Records from a data source
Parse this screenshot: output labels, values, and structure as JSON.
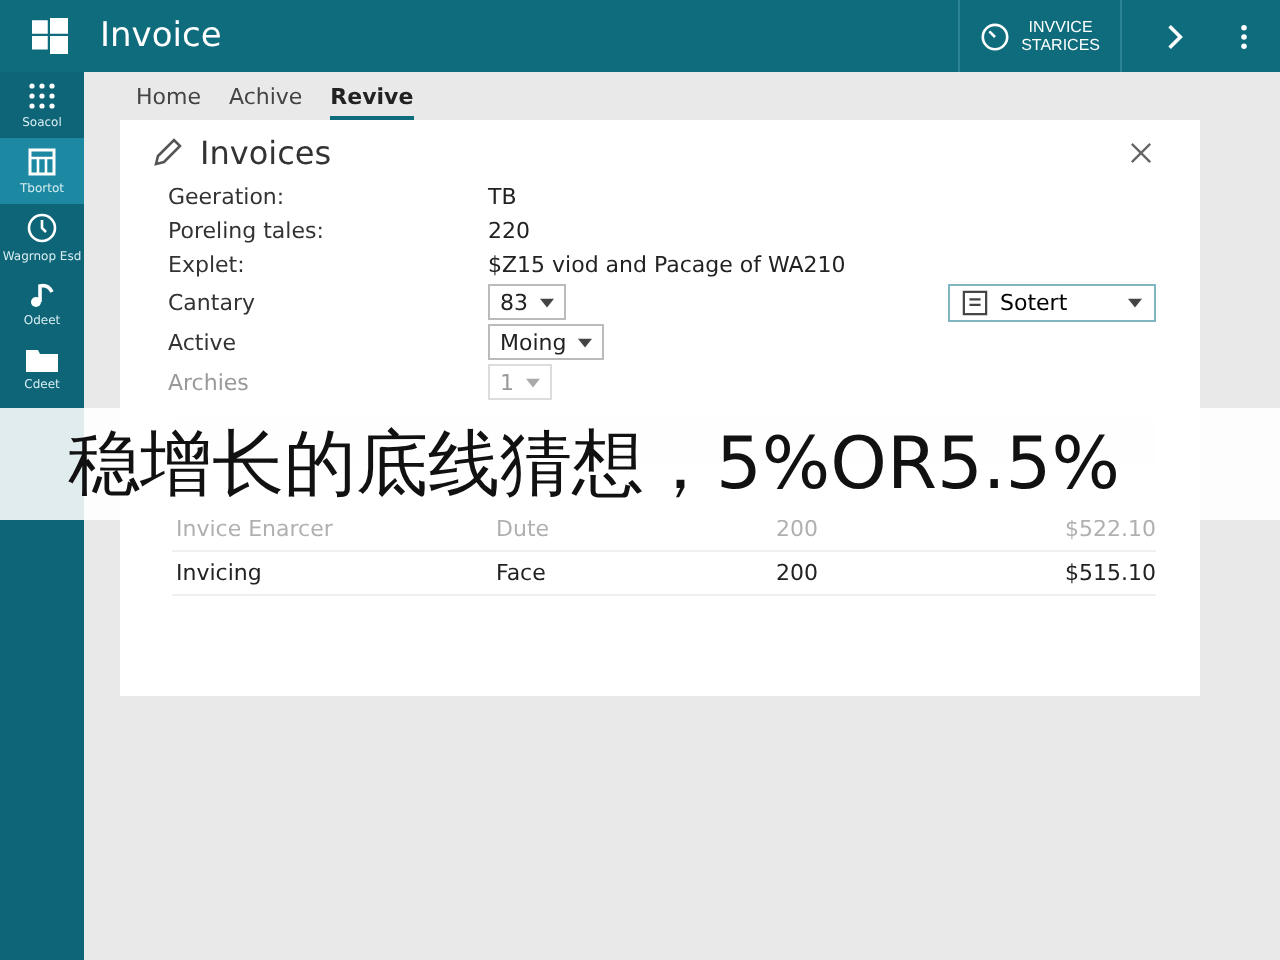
{
  "window": {
    "title": "Invoice"
  },
  "header_actions": {
    "status_lines": [
      "INVVICE",
      "STARICES"
    ]
  },
  "sidebar": {
    "items": [
      {
        "label": "Soacol",
        "selected": false
      },
      {
        "label": "Tbortot",
        "selected": true
      },
      {
        "label": "Wagrnop Esd",
        "selected": false
      },
      {
        "label": "Odeet",
        "selected": false
      },
      {
        "label": "Cdeet",
        "selected": false
      }
    ]
  },
  "tabs": [
    {
      "label": "Home",
      "selected": false
    },
    {
      "label": "Achive",
      "selected": false
    },
    {
      "label": "Revive",
      "selected": true
    }
  ],
  "dialog": {
    "title": "Invoices",
    "details": [
      {
        "label": "Geeration:",
        "value": "TB"
      },
      {
        "label": "Poreling tales:",
        "value": "220"
      },
      {
        "label": "Explet:",
        "value": "$Z15 viod and Pacage of WA210"
      }
    ],
    "selects": [
      {
        "label": "Cantary",
        "value": "83",
        "disabled": false
      },
      {
        "label": "Active",
        "value": "Moing",
        "disabled": false
      },
      {
        "label": "Archies",
        "value": "1",
        "disabled": true
      }
    ],
    "sort_select": {
      "value": "Sotert"
    },
    "table": {
      "rows": [
        {
          "cells": [
            "Invice Enarcer",
            "Dute",
            "200",
            "$522.10"
          ],
          "muted": true
        },
        {
          "cells": [
            "Invicing",
            "Face",
            "200",
            "$515.10"
          ],
          "muted": false
        }
      ]
    }
  },
  "caption": "稳增长的底线猜想，5%OR5.5%"
}
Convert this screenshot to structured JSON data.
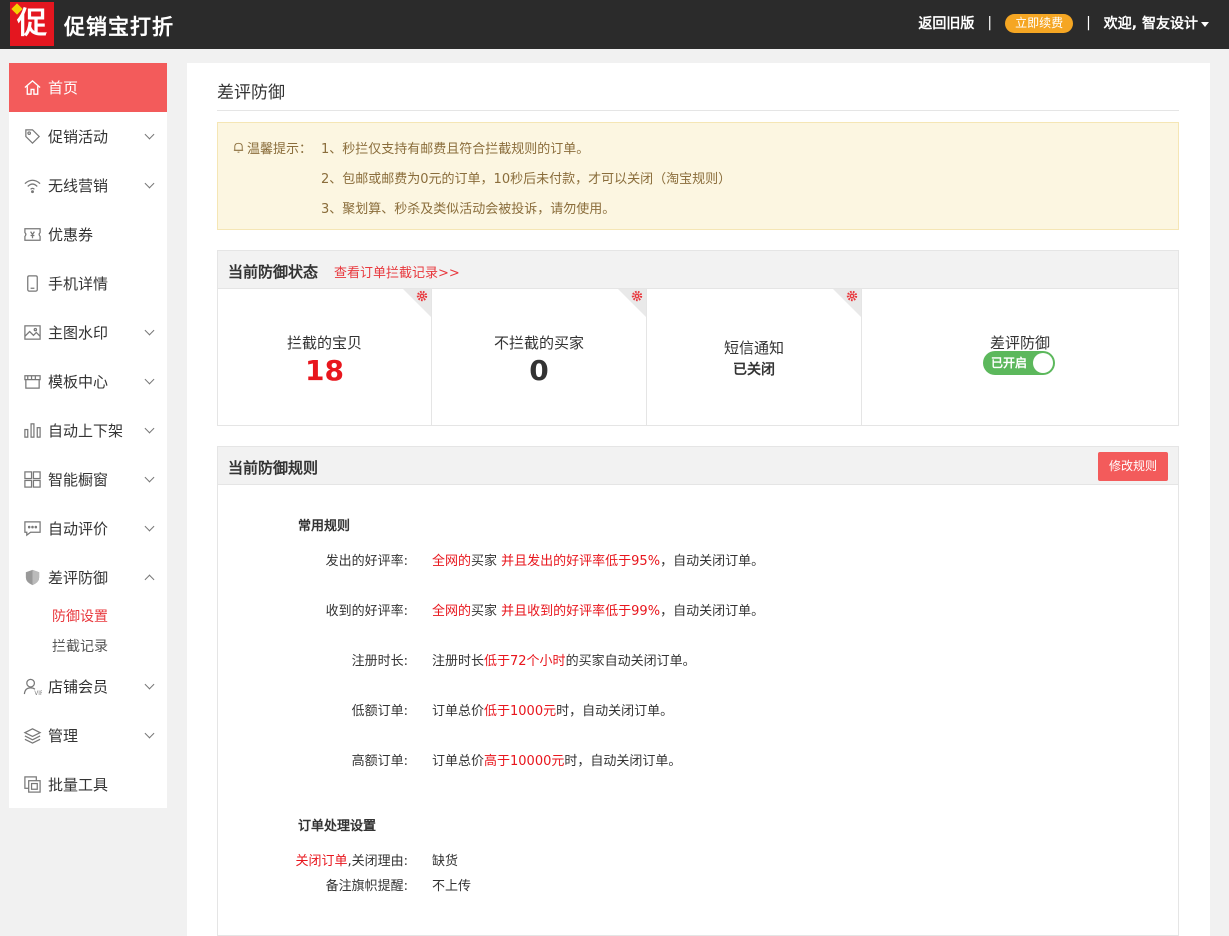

• Task goal
Identify the lines above that contain the word "this", then copy them.

• Written reply
Parse this screenshot: output labels, values, and structure as JSON.
Convert this screenshot to structured JSON data.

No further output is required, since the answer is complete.